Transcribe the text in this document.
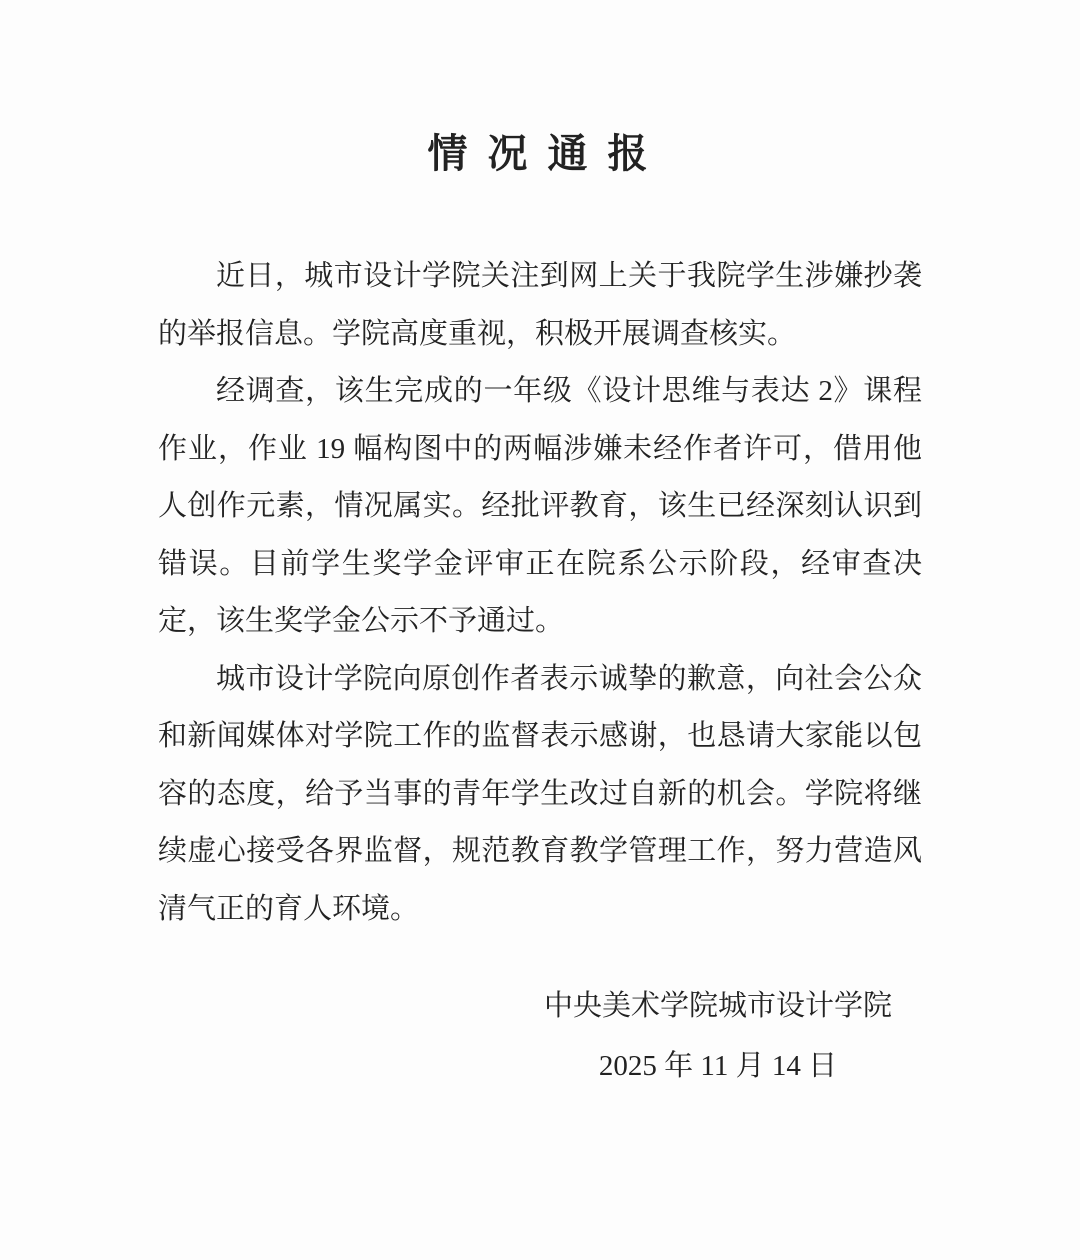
情 况 通 报

近日，城市设计学院关注到网上关于我院学生涉嫌抄袭的举报信息。学院高度重视，积极开展调查核实。

经调查，该生完成的一年级《设计思维与表达 2》课程作业，作业 19 幅构图中的两幅涉嫌未经作者许可，借用他人创作元素，情况属实。经批评教育，该生已经深刻认识到错误。目前学生奖学金评审正在院系公示阶段，经审查决定，该生奖学金公示不予通过。

城市设计学院向原创作者表示诚挚的歉意，向社会公众和新闻媒体对学院工作的监督表示感谢，也恳请大家能以包容的态度，给予当事的青年学生改过自新的机会。学院将继续虚心接受各界监督，规范教育教学管理工作，努力营造风清气正的育人环境。

中央美术学院城市设计学院
2025 年 11 月 14 日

* _THE REQUEST_: Give the entries again without a single change, but with no pictures.

* _RESULT_:
Transcribe the text in this document.
情 况 通 报

近日，城市设计学院关注到网上关于我院学生涉嫌抄袭的举报信息。学院高度重视，积极开展调查核实。

经调查，该生完成的一年级《设计思维与表达 2》课程作业，作业 19 幅构图中的两幅涉嫌未经作者许可，借用他人创作元素，情况属实。经批评教育，该生已经深刻认识到错误。目前学生奖学金评审正在院系公示阶段，经审查决定，该生奖学金公示不予通过。

城市设计学院向原创作者表示诚挚的歉意，向社会公众和新闻媒体对学院工作的监督表示感谢，也恳请大家能以包容的态度，给予当事的青年学生改过自新的机会。学院将继续虚心接受各界监督，规范教育教学管理工作，努力营造风清气正的育人环境。

中央美术学院城市设计学院
2025 年 11 月 14 日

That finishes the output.